**Aim of the task**
Copy out the listing in full, exactly as written, but not its pictures.

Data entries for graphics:
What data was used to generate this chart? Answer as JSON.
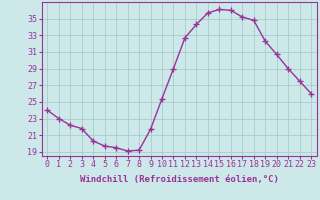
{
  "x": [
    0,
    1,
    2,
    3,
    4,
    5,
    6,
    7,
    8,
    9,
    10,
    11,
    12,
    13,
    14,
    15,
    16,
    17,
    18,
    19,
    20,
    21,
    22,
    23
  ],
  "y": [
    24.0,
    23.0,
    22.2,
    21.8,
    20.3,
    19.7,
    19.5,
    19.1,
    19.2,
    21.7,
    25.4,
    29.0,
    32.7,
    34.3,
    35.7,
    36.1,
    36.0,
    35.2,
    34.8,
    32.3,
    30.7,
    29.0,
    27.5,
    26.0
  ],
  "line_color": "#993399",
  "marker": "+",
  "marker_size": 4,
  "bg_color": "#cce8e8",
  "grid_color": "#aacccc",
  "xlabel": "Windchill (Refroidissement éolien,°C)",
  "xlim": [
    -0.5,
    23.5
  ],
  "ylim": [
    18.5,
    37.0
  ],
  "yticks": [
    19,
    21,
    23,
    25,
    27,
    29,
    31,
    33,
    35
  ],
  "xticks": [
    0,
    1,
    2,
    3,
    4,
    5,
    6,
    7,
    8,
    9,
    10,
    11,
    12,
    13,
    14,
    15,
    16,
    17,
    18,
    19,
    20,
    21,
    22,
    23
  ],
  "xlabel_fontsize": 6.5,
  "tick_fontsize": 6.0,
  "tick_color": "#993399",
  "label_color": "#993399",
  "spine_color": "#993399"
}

**The response**
What data was used to generate this chart? Answer as JSON.
{
  "x": [
    0,
    1,
    2,
    3,
    4,
    5,
    6,
    7,
    8,
    9,
    10,
    11,
    12,
    13,
    14,
    15,
    16,
    17,
    18,
    19,
    20,
    21,
    22,
    23
  ],
  "y": [
    24.0,
    23.0,
    22.2,
    21.8,
    20.3,
    19.7,
    19.5,
    19.1,
    19.2,
    21.7,
    25.4,
    29.0,
    32.7,
    34.3,
    35.7,
    36.1,
    36.0,
    35.2,
    34.8,
    32.3,
    30.7,
    29.0,
    27.5,
    26.0
  ],
  "line_color": "#993399",
  "marker": "+",
  "marker_size": 4,
  "bg_color": "#cce8e8",
  "grid_color": "#aacccc",
  "xlabel": "Windchill (Refroidissement éolien,°C)",
  "xlim": [
    -0.5,
    23.5
  ],
  "ylim": [
    18.5,
    37.0
  ],
  "yticks": [
    19,
    21,
    23,
    25,
    27,
    29,
    31,
    33,
    35
  ],
  "xticks": [
    0,
    1,
    2,
    3,
    4,
    5,
    6,
    7,
    8,
    9,
    10,
    11,
    12,
    13,
    14,
    15,
    16,
    17,
    18,
    19,
    20,
    21,
    22,
    23
  ],
  "xlabel_fontsize": 6.5,
  "tick_fontsize": 6.0,
  "tick_color": "#993399",
  "label_color": "#993399",
  "spine_color": "#993399"
}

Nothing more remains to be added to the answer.